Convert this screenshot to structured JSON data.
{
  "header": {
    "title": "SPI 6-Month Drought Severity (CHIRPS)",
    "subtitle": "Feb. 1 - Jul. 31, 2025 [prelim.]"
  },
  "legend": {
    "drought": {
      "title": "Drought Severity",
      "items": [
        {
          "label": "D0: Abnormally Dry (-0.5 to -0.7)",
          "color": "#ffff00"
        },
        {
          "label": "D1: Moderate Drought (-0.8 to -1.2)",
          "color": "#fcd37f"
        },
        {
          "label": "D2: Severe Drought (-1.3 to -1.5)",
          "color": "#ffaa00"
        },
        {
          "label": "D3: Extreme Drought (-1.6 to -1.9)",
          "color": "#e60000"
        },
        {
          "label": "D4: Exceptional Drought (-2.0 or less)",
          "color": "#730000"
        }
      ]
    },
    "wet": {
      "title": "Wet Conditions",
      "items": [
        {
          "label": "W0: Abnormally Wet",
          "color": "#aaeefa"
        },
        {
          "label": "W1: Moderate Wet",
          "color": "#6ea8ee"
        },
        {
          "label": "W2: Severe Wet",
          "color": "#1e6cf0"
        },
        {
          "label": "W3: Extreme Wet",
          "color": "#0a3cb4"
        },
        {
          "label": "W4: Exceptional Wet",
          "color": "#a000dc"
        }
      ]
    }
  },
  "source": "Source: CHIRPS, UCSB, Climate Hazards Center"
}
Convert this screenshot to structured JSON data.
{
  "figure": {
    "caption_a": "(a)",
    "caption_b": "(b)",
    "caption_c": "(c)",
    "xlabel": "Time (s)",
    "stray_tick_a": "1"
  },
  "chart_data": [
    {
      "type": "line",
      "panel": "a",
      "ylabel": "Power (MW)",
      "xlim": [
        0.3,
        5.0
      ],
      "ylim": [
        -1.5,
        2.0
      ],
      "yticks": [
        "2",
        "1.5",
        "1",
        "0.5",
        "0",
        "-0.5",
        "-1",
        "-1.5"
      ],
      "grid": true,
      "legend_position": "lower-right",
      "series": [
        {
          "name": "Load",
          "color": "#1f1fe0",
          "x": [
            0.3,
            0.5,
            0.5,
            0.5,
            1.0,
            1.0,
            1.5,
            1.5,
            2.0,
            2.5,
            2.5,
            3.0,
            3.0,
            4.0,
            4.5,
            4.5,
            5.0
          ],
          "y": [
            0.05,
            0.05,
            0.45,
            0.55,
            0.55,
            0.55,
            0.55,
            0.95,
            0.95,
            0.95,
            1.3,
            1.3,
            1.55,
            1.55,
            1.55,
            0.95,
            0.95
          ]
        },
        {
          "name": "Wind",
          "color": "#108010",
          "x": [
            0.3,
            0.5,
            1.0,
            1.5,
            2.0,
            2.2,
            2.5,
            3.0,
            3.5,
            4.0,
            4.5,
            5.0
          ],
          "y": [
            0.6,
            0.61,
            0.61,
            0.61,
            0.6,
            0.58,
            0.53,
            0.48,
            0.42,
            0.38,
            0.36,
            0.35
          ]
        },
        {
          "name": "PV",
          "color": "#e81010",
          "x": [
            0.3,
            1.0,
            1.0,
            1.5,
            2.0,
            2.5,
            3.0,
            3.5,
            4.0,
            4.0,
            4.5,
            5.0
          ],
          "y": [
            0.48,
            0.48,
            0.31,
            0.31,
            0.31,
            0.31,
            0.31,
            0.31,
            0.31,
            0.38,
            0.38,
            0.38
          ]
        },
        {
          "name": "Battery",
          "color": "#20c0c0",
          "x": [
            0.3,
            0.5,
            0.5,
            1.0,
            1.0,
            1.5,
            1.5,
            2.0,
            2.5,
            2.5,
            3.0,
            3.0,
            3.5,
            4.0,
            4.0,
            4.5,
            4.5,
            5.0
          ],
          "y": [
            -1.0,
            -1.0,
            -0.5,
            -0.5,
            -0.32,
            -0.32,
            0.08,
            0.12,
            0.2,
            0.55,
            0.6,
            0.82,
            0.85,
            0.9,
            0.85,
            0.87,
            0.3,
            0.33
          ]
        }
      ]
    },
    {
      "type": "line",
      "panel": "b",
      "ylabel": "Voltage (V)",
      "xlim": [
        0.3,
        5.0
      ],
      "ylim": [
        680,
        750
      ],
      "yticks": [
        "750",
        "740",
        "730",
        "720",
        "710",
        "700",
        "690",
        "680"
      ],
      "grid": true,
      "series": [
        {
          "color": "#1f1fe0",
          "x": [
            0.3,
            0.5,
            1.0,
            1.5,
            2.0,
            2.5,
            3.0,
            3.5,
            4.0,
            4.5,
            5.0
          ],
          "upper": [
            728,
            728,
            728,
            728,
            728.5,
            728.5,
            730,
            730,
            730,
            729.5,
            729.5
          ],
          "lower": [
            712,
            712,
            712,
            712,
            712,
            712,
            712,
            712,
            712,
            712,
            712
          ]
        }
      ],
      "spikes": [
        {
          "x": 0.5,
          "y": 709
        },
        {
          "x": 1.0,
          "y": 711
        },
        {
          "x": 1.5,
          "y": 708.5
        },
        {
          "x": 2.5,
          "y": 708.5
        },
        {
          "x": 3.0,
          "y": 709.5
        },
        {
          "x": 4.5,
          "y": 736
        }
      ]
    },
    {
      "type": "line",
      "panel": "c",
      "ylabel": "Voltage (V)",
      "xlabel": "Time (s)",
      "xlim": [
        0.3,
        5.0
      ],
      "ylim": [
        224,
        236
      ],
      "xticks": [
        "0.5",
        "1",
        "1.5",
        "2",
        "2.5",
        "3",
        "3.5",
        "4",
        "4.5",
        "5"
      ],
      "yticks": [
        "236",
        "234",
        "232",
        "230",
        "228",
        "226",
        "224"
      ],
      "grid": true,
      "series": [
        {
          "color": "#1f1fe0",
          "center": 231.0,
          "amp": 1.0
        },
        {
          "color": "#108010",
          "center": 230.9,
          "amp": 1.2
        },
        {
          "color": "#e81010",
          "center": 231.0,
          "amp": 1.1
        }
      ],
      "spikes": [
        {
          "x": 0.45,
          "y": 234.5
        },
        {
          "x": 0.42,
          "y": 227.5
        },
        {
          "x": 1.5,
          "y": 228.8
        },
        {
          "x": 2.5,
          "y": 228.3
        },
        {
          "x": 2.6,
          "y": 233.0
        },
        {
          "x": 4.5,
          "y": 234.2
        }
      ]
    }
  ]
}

Written task »
Retype the listing exactly, in full.

Answer in full »
Convert this screenshot to structured JSON data.
{
  "header": {
    "title": "SPI 6-Month Drought Severity (CHIRPS)",
    "subtitle": "Feb. 1 - Jul. 31, 2025 [prelim.]"
  },
  "legend": {
    "drought": {
      "title": "Drought Severity",
      "items": [
        {
          "label": "D0: Abnormally Dry (-0.5 to -0.7)",
          "color": "#ffff00"
        },
        {
          "label": "D1: Moderate Drought (-0.8 to -1.2)",
          "color": "#fcd37f"
        },
        {
          "label": "D2: Severe Drought (-1.3 to -1.5)",
          "color": "#ffaa00"
        },
        {
          "label": "D3: Extreme Drought (-1.6 to -1.9)",
          "color": "#e60000"
        },
        {
          "label": "D4: Exceptional Drought (-2.0 or less)",
          "color": "#730000"
        }
      ]
    },
    "wet": {
      "title": "Wet Conditions",
      "items": [
        {
          "label": "W0: Abnormally Wet",
          "color": "#aaeefa"
        },
        {
          "label": "W1: Moderate Wet",
          "color": "#6ea8ee"
        },
        {
          "label": "W2: Severe Wet",
          "color": "#1e6cf0"
        },
        {
          "label": "W3: Extreme Wet",
          "color": "#0a3cb4"
        },
        {
          "label": "W4: Exceptional Wet",
          "color": "#a000dc"
        }
      ]
    }
  },
  "source": "Source: CHIRPS, UCSB, Climate Hazards Center"
}
Convert this screenshot to structured JSON data.
{
  "figure": {
    "caption_a": "(a)",
    "caption_b": "(b)",
    "caption_c": "(c)",
    "xlabel": "Time (s)",
    "stray_tick_a": "1"
  },
  "chart_data": [
    {
      "type": "line",
      "panel": "a",
      "ylabel": "Power (MW)",
      "xlim": [
        0.3,
        5.0
      ],
      "ylim": [
        -1.5,
        2.0
      ],
      "yticks": [
        "2",
        "1.5",
        "1",
        "0.5",
        "0",
        "-0.5",
        "-1",
        "-1.5"
      ],
      "grid": true,
      "legend_position": "lower-right",
      "series": [
        {
          "name": "Load",
          "color": "#1f1fe0",
          "x": [
            0.3,
            0.5,
            0.5,
            0.5,
            1.0,
            1.0,
            1.5,
            1.5,
            2.0,
            2.5,
            2.5,
            3.0,
            3.0,
            4.0,
            4.5,
            4.5,
            5.0
          ],
          "y": [
            0.05,
            0.05,
            0.45,
            0.55,
            0.55,
            0.55,
            0.55,
            0.95,
            0.95,
            0.95,
            1.3,
            1.3,
            1.55,
            1.55,
            1.55,
            0.95,
            0.95
          ]
        },
        {
          "name": "Wind",
          "color": "#108010",
          "x": [
            0.3,
            0.5,
            1.0,
            1.5,
            2.0,
            2.2,
            2.5,
            3.0,
            3.5,
            4.0,
            4.5,
            5.0
          ],
          "y": [
            0.6,
            0.61,
            0.61,
            0.61,
            0.6,
            0.58,
            0.53,
            0.48,
            0.42,
            0.38,
            0.36,
            0.35
          ]
        },
        {
          "name": "PV",
          "color": "#e81010",
          "x": [
            0.3,
            1.0,
            1.0,
            1.5,
            2.0,
            2.5,
            3.0,
            3.5,
            4.0,
            4.0,
            4.5,
            5.0
          ],
          "y": [
            0.48,
            0.48,
            0.31,
            0.31,
            0.31,
            0.31,
            0.31,
            0.31,
            0.31,
            0.38,
            0.38,
            0.38
          ]
        },
        {
          "name": "Battery",
          "color": "#20c0c0",
          "x": [
            0.3,
            0.5,
            0.5,
            1.0,
            1.0,
            1.5,
            1.5,
            2.0,
            2.5,
            2.5,
            3.0,
            3.0,
            3.5,
            4.0,
            4.0,
            4.5,
            4.5,
            5.0
          ],
          "y": [
            -1.0,
            -1.0,
            -0.5,
            -0.5,
            -0.32,
            -0.32,
            0.08,
            0.12,
            0.2,
            0.55,
            0.6,
            0.82,
            0.85,
            0.9,
            0.85,
            0.87,
            0.3,
            0.33
          ]
        }
      ]
    },
    {
      "type": "line",
      "panel": "b",
      "ylabel": "Voltage (V)",
      "xlim": [
        0.3,
        5.0
      ],
      "ylim": [
        680,
        750
      ],
      "yticks": [
        "750",
        "740",
        "730",
        "720",
        "710",
        "700",
        "690",
        "680"
      ],
      "grid": true,
      "series": [
        {
          "color": "#1f1fe0",
          "x": [
            0.3,
            0.5,
            1.0,
            1.5,
            2.0,
            2.5,
            3.0,
            3.5,
            4.0,
            4.5,
            5.0
          ],
          "upper": [
            728,
            728,
            728,
            728,
            728.5,
            728.5,
            730,
            730,
            730,
            729.5,
            729.5
          ],
          "lower": [
            712,
            712,
            712,
            712,
            712,
            712,
            712,
            712,
            712,
            712,
            712
          ]
        }
      ],
      "spikes": [
        {
          "x": 0.5,
          "y": 709
        },
        {
          "x": 1.0,
          "y": 711
        },
        {
          "x": 1.5,
          "y": 708.5
        },
        {
          "x": 2.5,
          "y": 708.5
        },
        {
          "x": 3.0,
          "y": 709.5
        },
        {
          "x": 4.5,
          "y": 736
        }
      ]
    },
    {
      "type": "line",
      "panel": "c",
      "ylabel": "Voltage (V)",
      "xlabel": "Time (s)",
      "xlim": [
        0.3,
        5.0
      ],
      "ylim": [
        224,
        236
      ],
      "xticks": [
        "0.5",
        "1",
        "1.5",
        "2",
        "2.5",
        "3",
        "3.5",
        "4",
        "4.5",
        "5"
      ],
      "yticks": [
        "236",
        "234",
        "232",
        "230",
        "228",
        "226",
        "224"
      ],
      "grid": true,
      "series": [
        {
          "color": "#1f1fe0",
          "center": 231.0,
          "amp": 1.0
        },
        {
          "color": "#108010",
          "center": 230.9,
          "amp": 1.2
        },
        {
          "color": "#e81010",
          "center": 231.0,
          "amp": 1.1
        }
      ],
      "spikes": [
        {
          "x": 0.45,
          "y": 234.5
        },
        {
          "x": 0.42,
          "y": 227.5
        },
        {
          "x": 1.5,
          "y": 228.8
        },
        {
          "x": 2.5,
          "y": 228.3
        },
        {
          "x": 2.6,
          "y": 233.0
        },
        {
          "x": 4.5,
          "y": 234.2
        }
      ]
    }
  ]
}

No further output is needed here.